Given instruction: Work through the listing below and count the lines that hold "САЙТА". Answer with the number alone.

Supplied material:
------------------------------------

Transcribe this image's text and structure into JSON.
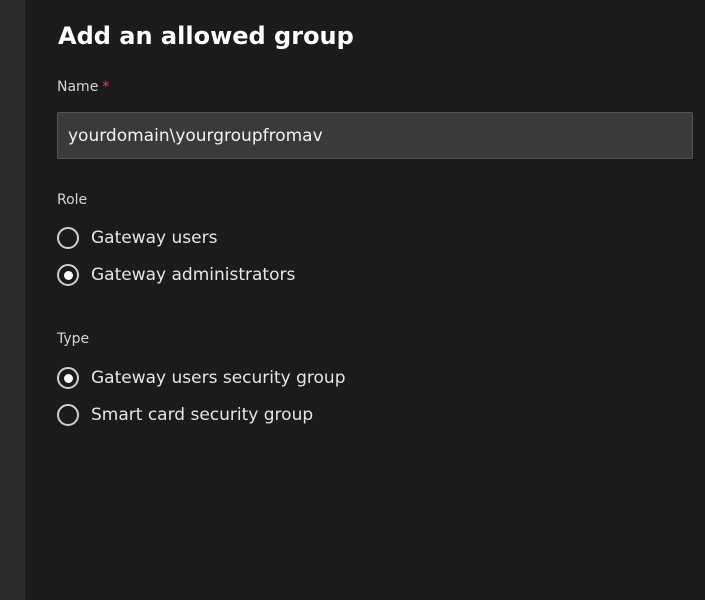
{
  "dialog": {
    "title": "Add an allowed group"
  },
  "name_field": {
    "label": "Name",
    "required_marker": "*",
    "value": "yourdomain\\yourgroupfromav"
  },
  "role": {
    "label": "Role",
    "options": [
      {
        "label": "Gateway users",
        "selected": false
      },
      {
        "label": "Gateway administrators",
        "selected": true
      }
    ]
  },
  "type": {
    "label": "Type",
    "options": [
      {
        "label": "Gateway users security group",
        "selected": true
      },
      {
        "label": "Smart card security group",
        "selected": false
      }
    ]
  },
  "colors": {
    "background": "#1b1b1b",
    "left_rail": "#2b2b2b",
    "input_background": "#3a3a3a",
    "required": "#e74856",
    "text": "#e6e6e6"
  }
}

------------------------------------

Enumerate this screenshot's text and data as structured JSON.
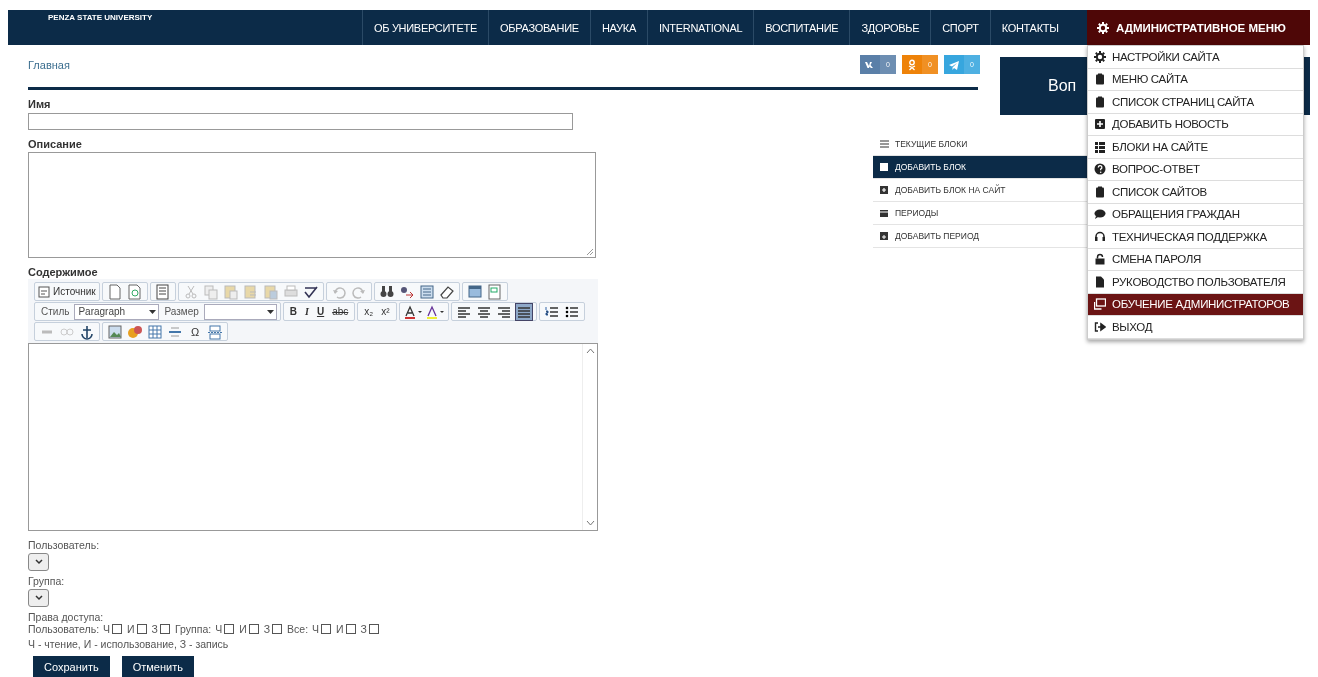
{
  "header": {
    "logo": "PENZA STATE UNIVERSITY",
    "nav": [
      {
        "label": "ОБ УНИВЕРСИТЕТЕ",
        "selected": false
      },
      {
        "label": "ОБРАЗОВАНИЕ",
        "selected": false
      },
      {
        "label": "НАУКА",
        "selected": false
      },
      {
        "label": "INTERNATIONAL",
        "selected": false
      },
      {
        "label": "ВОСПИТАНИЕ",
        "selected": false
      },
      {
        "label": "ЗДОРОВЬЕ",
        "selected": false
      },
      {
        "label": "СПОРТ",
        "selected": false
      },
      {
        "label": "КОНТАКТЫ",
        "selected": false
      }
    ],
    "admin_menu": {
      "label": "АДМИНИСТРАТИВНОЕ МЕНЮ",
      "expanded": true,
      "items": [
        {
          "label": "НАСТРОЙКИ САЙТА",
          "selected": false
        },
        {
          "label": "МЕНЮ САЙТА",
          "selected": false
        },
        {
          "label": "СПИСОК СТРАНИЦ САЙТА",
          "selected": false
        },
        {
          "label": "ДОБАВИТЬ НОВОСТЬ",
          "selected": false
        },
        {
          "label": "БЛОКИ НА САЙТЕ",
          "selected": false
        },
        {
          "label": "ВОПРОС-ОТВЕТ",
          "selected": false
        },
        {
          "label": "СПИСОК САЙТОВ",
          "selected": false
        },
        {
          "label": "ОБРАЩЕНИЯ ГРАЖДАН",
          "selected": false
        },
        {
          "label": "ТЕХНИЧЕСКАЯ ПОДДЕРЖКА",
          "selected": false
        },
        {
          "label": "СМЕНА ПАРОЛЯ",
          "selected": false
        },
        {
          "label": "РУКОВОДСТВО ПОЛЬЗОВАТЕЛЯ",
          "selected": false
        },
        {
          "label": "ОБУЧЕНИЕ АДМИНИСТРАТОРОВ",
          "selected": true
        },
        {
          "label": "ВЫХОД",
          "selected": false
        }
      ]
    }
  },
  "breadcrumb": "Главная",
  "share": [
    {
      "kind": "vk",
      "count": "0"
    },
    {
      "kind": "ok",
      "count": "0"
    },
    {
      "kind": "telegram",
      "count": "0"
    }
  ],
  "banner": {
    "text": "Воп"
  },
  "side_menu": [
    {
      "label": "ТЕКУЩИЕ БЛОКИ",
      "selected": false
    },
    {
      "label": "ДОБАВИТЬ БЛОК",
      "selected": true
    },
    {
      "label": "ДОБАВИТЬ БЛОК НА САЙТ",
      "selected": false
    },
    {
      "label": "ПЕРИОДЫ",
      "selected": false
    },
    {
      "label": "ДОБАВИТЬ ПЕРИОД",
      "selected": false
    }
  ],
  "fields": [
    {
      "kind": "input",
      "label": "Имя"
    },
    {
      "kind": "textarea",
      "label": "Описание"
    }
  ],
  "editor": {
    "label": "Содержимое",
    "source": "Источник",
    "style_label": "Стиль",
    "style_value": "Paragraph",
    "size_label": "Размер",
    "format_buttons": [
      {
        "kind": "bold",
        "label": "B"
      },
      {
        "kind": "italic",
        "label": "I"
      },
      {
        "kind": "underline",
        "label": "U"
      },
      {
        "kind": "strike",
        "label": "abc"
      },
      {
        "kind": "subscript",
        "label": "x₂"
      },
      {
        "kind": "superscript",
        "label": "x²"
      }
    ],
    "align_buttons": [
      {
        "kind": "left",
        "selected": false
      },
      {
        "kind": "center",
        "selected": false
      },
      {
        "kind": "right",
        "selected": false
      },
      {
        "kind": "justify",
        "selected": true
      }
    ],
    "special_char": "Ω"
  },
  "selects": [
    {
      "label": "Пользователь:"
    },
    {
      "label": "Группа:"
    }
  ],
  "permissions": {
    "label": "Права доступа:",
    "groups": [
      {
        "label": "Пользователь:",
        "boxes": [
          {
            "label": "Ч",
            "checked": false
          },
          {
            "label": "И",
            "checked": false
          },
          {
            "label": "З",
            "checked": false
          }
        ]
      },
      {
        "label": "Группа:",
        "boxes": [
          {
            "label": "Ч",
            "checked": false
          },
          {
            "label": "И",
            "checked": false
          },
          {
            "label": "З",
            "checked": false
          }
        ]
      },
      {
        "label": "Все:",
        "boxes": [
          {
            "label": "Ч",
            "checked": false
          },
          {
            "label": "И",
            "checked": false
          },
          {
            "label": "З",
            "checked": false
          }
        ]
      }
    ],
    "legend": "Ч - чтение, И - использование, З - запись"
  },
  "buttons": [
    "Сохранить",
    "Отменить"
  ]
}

------------------------------------

Solution to this exercise: 3